Matthew 26:20-29      Luke 15:1-2          Exodus 24:1-11      1 Corinthians 11:23-26

Following a Sunday morning service of Holy Communion in the congregation I served for 21 years in Mississauga an 85-year old woman greeted me at the door of the church.  She smiled sweetly (and kept on smiling) as she said, “Today was communion Sunday.  I didn’t understand anything of what it was supposed to be about.  I never have.  I’ve been in church all my life, and the service means as little to me now as it did when I was a child.  I thought you’d want to know.”
Having chatted pastorally with church folk for 43 years I’ve discovered this woman isn’t alone.  Many church folk attend services of Holy Communion frequently but will admit, in appropriate contexts, that they are largely uncomprehending as to what the service means or what it is supposed to do.
For the edification of all of us this morning let’s think of the service of Holy Communion, or Lord’s Supper as it is more frequently called in Protestant orbits, in terms of Last Supper, Family Supper, and Future/Final Supper.

I (i) —   At the Last Supper Jesus poured out wine and said (no doubt solemnly), “…this is my blood of the covenant, which is poured out for many for the forgiveness of sins….”  Our Hebrew ancestors knew that “blood” was shorthand for “life given up sacrificially”.  Now unlike our Hebrew ancestors we are creatures of modernity; we are fastidious; we like things clean and neat, always in good taste.  Our foreparents, on the other hand, weren’t concerned with good taste at all; they were concerned with godliness; not concerned to see something aesthetically polished, but preoccupied with knowing that their sin had been pardoned.  Therefore they didn’t shrink from those vehicles of worship which they knew God had appointed, such as the sacrifice of a lamb in the temple.  In the temple mystery of atonement (“atonement” means the making “at one” of sinful people and holy God) worshippers brought their best lamb to church; the priest cut the animal’s throat, collected the blood in a basin, and threw the blood against the altar.

● **Short exercise 1**: Copy the rows that follow, from the first row down to the line with "footer-divider (57, 358, 58, 372)", both included.

● **Extracted records**:

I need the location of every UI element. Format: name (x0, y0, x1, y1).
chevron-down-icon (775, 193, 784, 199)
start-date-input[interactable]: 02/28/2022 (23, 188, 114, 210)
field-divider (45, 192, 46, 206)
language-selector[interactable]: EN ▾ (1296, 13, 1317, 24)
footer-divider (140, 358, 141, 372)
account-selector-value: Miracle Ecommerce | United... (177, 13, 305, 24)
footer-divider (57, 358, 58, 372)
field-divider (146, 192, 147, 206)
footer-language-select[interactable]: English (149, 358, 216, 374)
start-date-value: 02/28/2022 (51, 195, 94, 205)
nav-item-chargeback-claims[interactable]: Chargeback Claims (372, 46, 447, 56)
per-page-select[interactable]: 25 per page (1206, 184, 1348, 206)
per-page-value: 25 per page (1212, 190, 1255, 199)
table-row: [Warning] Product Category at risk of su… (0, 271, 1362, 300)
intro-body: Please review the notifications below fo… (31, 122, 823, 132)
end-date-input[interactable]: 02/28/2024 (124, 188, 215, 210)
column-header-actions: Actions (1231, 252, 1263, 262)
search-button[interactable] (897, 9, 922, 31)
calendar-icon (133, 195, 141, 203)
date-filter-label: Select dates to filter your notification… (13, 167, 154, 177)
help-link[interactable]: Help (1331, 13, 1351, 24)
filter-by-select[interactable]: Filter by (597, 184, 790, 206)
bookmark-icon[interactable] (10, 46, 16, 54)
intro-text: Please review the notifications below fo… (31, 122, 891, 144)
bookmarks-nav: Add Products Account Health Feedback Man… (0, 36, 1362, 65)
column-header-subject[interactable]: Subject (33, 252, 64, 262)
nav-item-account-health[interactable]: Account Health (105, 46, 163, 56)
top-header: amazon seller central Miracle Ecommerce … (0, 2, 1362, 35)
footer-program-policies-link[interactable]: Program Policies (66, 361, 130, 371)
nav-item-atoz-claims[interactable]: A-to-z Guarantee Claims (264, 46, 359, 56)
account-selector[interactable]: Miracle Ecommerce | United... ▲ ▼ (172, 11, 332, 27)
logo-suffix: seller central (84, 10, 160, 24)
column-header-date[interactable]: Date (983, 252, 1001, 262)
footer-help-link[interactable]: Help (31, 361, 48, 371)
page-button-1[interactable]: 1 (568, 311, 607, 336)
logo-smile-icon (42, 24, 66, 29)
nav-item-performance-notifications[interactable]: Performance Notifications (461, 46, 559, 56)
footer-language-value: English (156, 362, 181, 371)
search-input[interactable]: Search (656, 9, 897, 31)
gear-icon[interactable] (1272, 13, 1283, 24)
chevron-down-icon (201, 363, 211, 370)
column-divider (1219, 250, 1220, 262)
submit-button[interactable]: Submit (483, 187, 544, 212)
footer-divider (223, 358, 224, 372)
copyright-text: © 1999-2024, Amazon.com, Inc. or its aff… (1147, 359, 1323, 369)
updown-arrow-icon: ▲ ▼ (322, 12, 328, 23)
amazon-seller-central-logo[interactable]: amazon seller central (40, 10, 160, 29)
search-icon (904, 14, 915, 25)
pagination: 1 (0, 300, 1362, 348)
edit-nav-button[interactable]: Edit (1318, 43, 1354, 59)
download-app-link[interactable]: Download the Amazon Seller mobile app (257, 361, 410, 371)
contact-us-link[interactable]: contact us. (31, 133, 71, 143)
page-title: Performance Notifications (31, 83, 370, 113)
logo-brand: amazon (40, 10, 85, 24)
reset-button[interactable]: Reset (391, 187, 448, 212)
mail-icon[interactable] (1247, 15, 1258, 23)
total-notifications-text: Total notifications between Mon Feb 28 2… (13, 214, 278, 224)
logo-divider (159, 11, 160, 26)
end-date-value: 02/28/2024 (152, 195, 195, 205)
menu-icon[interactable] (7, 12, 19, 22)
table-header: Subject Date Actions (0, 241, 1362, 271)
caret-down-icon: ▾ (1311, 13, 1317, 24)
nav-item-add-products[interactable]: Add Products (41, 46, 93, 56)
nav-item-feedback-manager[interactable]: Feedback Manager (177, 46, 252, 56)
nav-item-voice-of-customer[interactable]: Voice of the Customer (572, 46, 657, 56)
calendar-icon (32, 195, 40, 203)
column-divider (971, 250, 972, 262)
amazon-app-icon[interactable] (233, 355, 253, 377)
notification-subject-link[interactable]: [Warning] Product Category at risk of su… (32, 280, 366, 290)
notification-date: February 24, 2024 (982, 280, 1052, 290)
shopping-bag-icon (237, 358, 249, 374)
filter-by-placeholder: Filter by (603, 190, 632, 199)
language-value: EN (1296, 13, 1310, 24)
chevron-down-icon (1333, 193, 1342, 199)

● **Short exercise 2**: Please state what the communion sermon says "atonement" means.

● **Written response 1**:
I need the location of every UI element. Format: name (x0, y0, x1, y1).
chevron-down-icon (775, 193, 784, 199)
start-date-input[interactable]: 02/28/2022 (23, 188, 114, 210)
field-divider (45, 192, 46, 206)
language-selector[interactable]: EN ▾ (1296, 13, 1317, 24)
footer-divider (140, 358, 141, 372)
account-selector-value: Miracle Ecommerce | United... (177, 13, 305, 24)
footer-divider (57, 358, 58, 372)

● **Written response 2**: It means the making "at one" of sinful people and holy God.